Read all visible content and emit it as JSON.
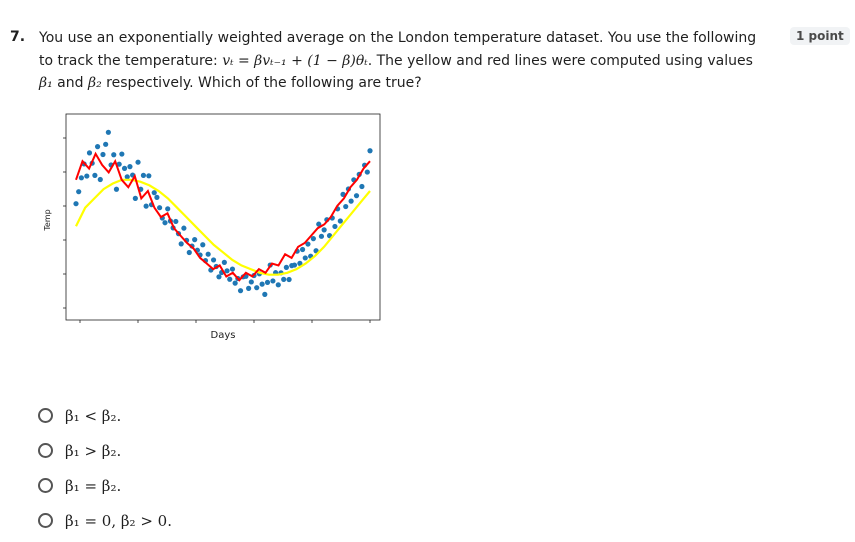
{
  "question": {
    "number": "7.",
    "text_part1": "You use an exponentially weighted average on the London temperature dataset. You use the following to track the temperature: ",
    "formula": "vₜ = βvₜ₋₁ + (1 − β)θₜ",
    "text_part2": ". The yellow and red lines were computed using values ",
    "beta1": "β₁",
    "text_part3": " and ",
    "beta2": "β₂",
    "text_part4": " respectively. Which of the following are true?",
    "points": "1 point"
  },
  "chart_data": {
    "type": "scatter",
    "xlabel": "Days",
    "ylabel": "Temp",
    "colors": {
      "points": "#1f77b4",
      "yellow_line": "#ffff00",
      "red_line": "#ff0000"
    },
    "points_y": [
      0.55,
      0.62,
      0.7,
      0.78,
      0.72,
      0.85,
      0.8,
      0.74,
      0.9,
      0.68,
      0.82,
      0.88,
      0.95,
      0.78,
      0.84,
      0.66,
      0.8,
      0.86,
      0.74,
      0.7,
      0.76,
      0.72,
      0.6,
      0.8,
      0.66,
      0.74,
      0.58,
      0.7,
      0.55,
      0.62,
      0.6,
      0.55,
      0.5,
      0.48,
      0.56,
      0.5,
      0.42,
      0.46,
      0.4,
      0.35,
      0.44,
      0.38,
      0.32,
      0.36,
      0.4,
      0.3,
      0.28,
      0.34,
      0.26,
      0.3,
      0.22,
      0.28,
      0.25,
      0.2,
      0.18,
      0.24,
      0.2,
      0.16,
      0.22,
      0.15,
      0.18,
      0.12,
      0.2,
      0.16,
      0.1,
      0.14,
      0.18,
      0.12,
      0.2,
      0.15,
      0.1,
      0.17,
      0.22,
      0.14,
      0.19,
      0.13,
      0.2,
      0.17,
      0.24,
      0.18,
      0.26,
      0.22,
      0.3,
      0.24,
      0.32,
      0.28,
      0.36,
      0.3,
      0.4,
      0.34,
      0.44,
      0.38,
      0.42,
      0.48,
      0.4,
      0.5,
      0.46,
      0.56,
      0.5,
      0.6,
      0.54,
      0.64,
      0.58,
      0.7,
      0.62,
      0.74,
      0.68,
      0.8,
      0.72,
      0.84
    ],
    "yellow_y": [
      0.45,
      0.55,
      0.6,
      0.65,
      0.68,
      0.7,
      0.7,
      0.69,
      0.67,
      0.64,
      0.6,
      0.55,
      0.5,
      0.45,
      0.4,
      0.35,
      0.31,
      0.27,
      0.24,
      0.22,
      0.2,
      0.19,
      0.19,
      0.2,
      0.22,
      0.25,
      0.29,
      0.34,
      0.4,
      0.46,
      0.52,
      0.58,
      0.64
    ],
    "red_y": [
      0.7,
      0.8,
      0.76,
      0.84,
      0.78,
      0.74,
      0.8,
      0.7,
      0.66,
      0.72,
      0.6,
      0.64,
      0.55,
      0.5,
      0.52,
      0.44,
      0.4,
      0.36,
      0.33,
      0.28,
      0.25,
      0.22,
      0.24,
      0.18,
      0.2,
      0.16,
      0.2,
      0.18,
      0.22,
      0.2,
      0.25,
      0.24,
      0.3,
      0.28,
      0.34,
      0.36,
      0.4,
      0.44,
      0.46,
      0.5,
      0.56,
      0.6,
      0.66,
      0.7,
      0.76,
      0.8
    ]
  },
  "options": [
    {
      "label": "β₁ < β₂."
    },
    {
      "label": "β₁ > β₂."
    },
    {
      "label": "β₁ = β₂."
    },
    {
      "label": "β₁ = 0, β₂ > 0."
    }
  ]
}
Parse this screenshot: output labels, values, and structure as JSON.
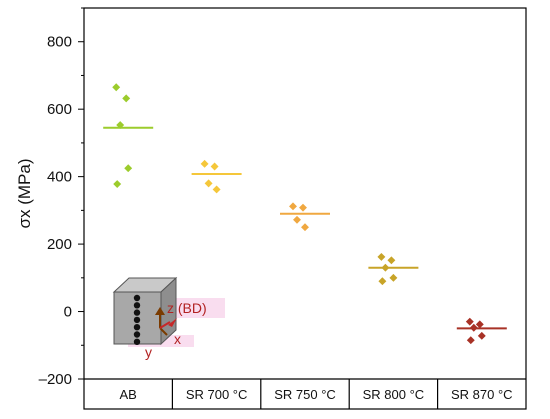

####

▶ **The request**:
Pictures are to be left out; repeat all the remaining data exactly.

▶ **Exercise response**:
Read all visible content and emit it as JSON.
{
  "question": {
    "number": "7.",
    "text_part1": "You use an exponentially weighted average on the London temperature dataset. You use the following to track the temperature: ",
    "formula": "vₜ = βvₜ₋₁ + (1 − β)θₜ",
    "text_part2": ". The yellow and red lines were computed using values ",
    "beta1": "β₁",
    "text_part3": " and ",
    "beta2": "β₂",
    "text_part4": " respectively. Which of the following are true?",
    "points": "1 point"
  },
  "chart_data": {
    "type": "scatter",
    "xlabel": "Days",
    "ylabel": "Temp",
    "colors": {
      "points": "#1f77b4",
      "yellow_line": "#ffff00",
      "red_line": "#ff0000"
    },
    "points_y": [
      0.55,
      0.62,
      0.7,
      0.78,
      0.72,
      0.85,
      0.8,
      0.74,
      0.9,
      0.68,
      0.82,
      0.88,
      0.95,
      0.78,
      0.84,
      0.66,
      0.8,
      0.86,
      0.74,
      0.7,
      0.76,
      0.72,
      0.6,
      0.8,
      0.66,
      0.74,
      0.58,
      0.7,
      0.55,
      0.62,
      0.6,
      0.55,
      0.5,
      0.48,
      0.56,
      0.5,
      0.42,
      0.46,
      0.4,
      0.35,
      0.44,
      0.38,
      0.32,
      0.36,
      0.4,
      0.3,
      0.28,
      0.34,
      0.26,
      0.3,
      0.22,
      0.28,
      0.25,
      0.2,
      0.18,
      0.24,
      0.2,
      0.16,
      0.22,
      0.15,
      0.18,
      0.12,
      0.2,
      0.16,
      0.1,
      0.14,
      0.18,
      0.12,
      0.2,
      0.15,
      0.1,
      0.17,
      0.22,
      0.14,
      0.19,
      0.13,
      0.2,
      0.17,
      0.24,
      0.18,
      0.26,
      0.22,
      0.3,
      0.24,
      0.32,
      0.28,
      0.36,
      0.3,
      0.4,
      0.34,
      0.44,
      0.38,
      0.42,
      0.48,
      0.4,
      0.5,
      0.46,
      0.56,
      0.5,
      0.6,
      0.54,
      0.64,
      0.58,
      0.7,
      0.62,
      0.74,
      0.68,
      0.8,
      0.72,
      0.84
    ],
    "yellow_y": [
      0.45,
      0.55,
      0.6,
      0.65,
      0.68,
      0.7,
      0.7,
      0.69,
      0.67,
      0.64,
      0.6,
      0.55,
      0.5,
      0.45,
      0.4,
      0.35,
      0.31,
      0.27,
      0.24,
      0.22,
      0.2,
      0.19,
      0.19,
      0.2,
      0.22,
      0.25,
      0.29,
      0.34,
      0.4,
      0.46,
      0.52,
      0.58,
      0.64
    ],
    "red_y": [
      0.7,
      0.8,
      0.76,
      0.84,
      0.78,
      0.74,
      0.8,
      0.7,
      0.66,
      0.72,
      0.6,
      0.64,
      0.55,
      0.5,
      0.52,
      0.44,
      0.4,
      0.36,
      0.33,
      0.28,
      0.25,
      0.22,
      0.24,
      0.18,
      0.2,
      0.16,
      0.2,
      0.18,
      0.22,
      0.2,
      0.25,
      0.24,
      0.3,
      0.28,
      0.34,
      0.36,
      0.4,
      0.44,
      0.46,
      0.5,
      0.56,
      0.6,
      0.66,
      0.7,
      0.76,
      0.8
    ]
  },
  "options": [
    {
      "label": "β₁ < β₂."
    },
    {
      "label": "β₁ > β₂."
    },
    {
      "label": "β₁ = β₂."
    },
    {
      "label": "β₁ = 0, β₂ > 0."
    }
  ]
}
Parse this screenshot: output labels, values, and structure as JSON.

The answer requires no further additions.